Locate each line of the material that contains "трапеції", then return it.

□ □ □

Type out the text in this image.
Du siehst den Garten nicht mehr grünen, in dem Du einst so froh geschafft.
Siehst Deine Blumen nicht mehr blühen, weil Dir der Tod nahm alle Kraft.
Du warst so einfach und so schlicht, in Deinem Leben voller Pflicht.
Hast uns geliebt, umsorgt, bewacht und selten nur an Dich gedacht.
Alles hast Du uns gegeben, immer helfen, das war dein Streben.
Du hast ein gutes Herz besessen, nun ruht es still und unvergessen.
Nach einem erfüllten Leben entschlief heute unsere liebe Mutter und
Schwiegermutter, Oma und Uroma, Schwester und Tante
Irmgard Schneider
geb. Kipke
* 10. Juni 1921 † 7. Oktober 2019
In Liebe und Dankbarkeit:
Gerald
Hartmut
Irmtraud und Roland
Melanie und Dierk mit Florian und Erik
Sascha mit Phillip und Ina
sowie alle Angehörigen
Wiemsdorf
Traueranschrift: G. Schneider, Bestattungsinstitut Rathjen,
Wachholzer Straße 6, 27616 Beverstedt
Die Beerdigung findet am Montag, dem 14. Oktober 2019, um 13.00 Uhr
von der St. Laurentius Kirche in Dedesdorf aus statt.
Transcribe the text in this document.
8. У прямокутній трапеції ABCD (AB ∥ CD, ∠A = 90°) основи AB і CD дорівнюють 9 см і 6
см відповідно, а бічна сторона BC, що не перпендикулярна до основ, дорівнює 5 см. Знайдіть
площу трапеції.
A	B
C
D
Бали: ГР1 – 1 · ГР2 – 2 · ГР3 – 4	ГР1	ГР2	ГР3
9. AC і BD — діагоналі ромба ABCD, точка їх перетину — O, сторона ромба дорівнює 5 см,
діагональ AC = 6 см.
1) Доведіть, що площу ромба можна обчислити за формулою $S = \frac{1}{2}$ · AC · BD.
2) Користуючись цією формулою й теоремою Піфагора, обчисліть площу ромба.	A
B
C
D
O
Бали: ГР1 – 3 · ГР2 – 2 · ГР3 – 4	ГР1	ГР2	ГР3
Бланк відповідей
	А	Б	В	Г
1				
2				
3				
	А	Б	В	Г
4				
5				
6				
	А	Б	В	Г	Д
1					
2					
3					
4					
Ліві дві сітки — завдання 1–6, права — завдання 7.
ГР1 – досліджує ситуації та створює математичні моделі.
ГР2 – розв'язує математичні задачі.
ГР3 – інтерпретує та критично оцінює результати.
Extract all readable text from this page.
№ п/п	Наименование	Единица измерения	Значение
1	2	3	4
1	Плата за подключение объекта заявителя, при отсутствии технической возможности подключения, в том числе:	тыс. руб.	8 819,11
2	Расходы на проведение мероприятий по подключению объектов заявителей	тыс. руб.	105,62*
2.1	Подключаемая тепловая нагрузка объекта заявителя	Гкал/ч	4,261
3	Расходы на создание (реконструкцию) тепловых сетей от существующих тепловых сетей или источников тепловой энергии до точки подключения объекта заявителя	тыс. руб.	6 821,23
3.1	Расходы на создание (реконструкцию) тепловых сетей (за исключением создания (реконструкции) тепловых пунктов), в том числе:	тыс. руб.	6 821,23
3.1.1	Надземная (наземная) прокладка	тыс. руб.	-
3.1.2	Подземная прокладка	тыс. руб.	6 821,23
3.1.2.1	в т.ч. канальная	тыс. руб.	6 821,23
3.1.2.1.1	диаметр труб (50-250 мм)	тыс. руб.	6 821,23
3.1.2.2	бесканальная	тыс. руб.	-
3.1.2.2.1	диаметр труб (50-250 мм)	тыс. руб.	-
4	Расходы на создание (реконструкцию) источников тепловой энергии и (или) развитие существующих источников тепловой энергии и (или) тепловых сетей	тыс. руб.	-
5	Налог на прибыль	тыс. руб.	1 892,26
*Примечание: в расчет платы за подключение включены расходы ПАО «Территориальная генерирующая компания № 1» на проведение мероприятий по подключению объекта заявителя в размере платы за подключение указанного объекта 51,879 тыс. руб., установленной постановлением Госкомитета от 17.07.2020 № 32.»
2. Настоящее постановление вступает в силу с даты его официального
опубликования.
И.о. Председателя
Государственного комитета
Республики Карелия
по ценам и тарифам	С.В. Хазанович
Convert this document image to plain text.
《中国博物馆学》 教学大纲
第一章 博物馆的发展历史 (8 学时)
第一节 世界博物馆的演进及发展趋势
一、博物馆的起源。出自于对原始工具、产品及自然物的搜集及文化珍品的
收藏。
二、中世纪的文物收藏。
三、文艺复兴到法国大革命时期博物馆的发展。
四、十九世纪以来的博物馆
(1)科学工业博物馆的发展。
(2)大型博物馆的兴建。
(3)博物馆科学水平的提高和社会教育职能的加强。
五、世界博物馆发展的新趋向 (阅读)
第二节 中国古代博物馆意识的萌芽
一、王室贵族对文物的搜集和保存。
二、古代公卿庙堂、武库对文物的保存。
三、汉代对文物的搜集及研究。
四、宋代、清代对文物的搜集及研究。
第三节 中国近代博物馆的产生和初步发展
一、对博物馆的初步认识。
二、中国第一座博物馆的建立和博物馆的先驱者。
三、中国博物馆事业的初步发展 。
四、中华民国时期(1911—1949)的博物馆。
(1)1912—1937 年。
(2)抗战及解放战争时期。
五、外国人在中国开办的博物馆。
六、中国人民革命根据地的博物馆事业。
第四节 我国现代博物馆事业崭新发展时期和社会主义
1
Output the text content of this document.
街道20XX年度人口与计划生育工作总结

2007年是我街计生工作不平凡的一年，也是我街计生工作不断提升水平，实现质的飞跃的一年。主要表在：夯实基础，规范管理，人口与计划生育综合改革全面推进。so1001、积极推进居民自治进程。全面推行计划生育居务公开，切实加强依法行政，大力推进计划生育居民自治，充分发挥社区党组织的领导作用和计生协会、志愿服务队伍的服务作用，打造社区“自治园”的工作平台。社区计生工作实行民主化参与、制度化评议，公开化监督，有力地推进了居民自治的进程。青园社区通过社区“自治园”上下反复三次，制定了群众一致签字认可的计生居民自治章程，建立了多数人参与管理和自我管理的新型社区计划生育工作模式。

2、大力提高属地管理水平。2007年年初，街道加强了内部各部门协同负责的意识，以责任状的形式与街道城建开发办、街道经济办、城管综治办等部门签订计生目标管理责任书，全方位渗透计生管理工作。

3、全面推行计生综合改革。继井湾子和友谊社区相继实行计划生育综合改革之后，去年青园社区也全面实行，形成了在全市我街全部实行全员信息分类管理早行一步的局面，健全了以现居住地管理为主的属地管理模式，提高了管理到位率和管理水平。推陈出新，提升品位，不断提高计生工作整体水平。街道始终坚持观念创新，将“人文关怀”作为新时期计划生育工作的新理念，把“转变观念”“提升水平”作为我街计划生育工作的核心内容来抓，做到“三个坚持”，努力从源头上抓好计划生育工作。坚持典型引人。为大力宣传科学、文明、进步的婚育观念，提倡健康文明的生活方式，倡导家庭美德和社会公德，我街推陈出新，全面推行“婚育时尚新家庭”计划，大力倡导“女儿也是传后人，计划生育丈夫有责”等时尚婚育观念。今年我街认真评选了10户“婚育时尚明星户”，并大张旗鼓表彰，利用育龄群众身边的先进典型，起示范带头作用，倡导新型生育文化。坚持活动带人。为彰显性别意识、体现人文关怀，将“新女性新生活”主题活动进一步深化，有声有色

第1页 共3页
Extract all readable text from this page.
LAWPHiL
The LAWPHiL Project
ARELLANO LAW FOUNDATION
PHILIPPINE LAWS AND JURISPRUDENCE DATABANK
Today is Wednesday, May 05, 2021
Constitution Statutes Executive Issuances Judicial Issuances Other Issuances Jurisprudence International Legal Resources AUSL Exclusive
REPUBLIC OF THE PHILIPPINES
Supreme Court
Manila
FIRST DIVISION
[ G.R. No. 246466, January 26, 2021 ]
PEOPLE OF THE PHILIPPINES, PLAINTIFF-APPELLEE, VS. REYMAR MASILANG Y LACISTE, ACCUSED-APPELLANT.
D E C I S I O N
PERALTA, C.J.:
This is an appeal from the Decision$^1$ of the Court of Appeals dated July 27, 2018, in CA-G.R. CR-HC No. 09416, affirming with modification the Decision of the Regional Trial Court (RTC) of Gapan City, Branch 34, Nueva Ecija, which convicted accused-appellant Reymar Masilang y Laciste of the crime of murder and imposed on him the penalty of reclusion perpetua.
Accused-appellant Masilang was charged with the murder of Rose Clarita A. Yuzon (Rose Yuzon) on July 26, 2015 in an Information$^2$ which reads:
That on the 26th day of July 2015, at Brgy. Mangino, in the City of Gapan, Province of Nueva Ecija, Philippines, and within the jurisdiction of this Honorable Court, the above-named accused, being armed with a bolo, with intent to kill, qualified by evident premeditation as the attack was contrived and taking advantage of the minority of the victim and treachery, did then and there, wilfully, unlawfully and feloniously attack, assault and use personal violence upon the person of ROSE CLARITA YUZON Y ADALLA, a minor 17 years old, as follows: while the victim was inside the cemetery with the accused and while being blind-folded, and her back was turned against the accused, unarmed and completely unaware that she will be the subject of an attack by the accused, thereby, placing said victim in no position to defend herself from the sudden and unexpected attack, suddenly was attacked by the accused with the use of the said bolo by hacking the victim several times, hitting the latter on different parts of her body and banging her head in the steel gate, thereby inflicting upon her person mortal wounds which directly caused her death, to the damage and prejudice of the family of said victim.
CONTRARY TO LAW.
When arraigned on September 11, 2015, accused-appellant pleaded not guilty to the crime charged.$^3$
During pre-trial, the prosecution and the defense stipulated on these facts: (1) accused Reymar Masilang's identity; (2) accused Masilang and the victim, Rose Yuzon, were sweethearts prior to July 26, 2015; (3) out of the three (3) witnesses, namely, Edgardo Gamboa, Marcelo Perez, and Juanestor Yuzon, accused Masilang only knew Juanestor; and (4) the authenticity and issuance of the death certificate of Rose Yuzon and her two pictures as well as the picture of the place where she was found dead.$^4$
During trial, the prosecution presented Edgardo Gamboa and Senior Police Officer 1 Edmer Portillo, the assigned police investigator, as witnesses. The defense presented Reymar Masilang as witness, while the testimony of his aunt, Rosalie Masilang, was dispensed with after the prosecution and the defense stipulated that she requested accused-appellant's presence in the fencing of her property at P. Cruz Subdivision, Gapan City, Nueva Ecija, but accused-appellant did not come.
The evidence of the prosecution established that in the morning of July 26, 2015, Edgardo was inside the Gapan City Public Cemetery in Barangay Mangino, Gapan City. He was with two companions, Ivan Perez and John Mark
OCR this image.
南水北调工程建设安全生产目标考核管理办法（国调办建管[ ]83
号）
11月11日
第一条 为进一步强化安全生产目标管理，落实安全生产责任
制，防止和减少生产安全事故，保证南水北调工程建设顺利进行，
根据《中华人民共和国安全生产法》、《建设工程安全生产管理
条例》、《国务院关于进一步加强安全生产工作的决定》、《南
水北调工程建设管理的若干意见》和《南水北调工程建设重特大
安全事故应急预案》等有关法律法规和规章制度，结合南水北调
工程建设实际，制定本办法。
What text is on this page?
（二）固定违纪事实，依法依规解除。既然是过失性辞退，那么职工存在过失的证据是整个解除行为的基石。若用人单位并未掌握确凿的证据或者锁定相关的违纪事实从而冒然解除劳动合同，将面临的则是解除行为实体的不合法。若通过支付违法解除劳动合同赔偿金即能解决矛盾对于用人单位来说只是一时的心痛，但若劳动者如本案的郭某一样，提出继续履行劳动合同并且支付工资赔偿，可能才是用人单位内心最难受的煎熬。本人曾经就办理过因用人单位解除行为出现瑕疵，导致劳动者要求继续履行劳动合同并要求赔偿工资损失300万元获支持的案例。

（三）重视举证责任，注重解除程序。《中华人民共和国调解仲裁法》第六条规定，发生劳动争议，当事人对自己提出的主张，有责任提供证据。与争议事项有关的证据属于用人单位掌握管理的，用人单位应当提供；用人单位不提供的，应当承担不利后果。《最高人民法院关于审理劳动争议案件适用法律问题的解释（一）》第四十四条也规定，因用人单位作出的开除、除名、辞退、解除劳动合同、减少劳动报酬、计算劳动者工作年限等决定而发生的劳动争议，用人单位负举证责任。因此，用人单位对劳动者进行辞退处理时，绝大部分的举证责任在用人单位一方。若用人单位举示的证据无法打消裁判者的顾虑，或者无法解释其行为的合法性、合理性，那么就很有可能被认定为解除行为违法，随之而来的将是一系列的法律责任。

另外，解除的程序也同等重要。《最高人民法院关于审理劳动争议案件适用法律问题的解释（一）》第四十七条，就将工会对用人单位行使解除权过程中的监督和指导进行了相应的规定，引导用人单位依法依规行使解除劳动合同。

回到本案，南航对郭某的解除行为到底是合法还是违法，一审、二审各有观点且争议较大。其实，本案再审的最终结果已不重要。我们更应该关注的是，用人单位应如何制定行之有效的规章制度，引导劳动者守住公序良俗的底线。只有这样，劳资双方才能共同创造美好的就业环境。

□ □ □

■ **Final answer**
8. У прямокутній трапеції ABCD (AB ∥ CD, ∠A = 90°) основи AB і CD дорівнюють 9 см і 6
площу трапеції.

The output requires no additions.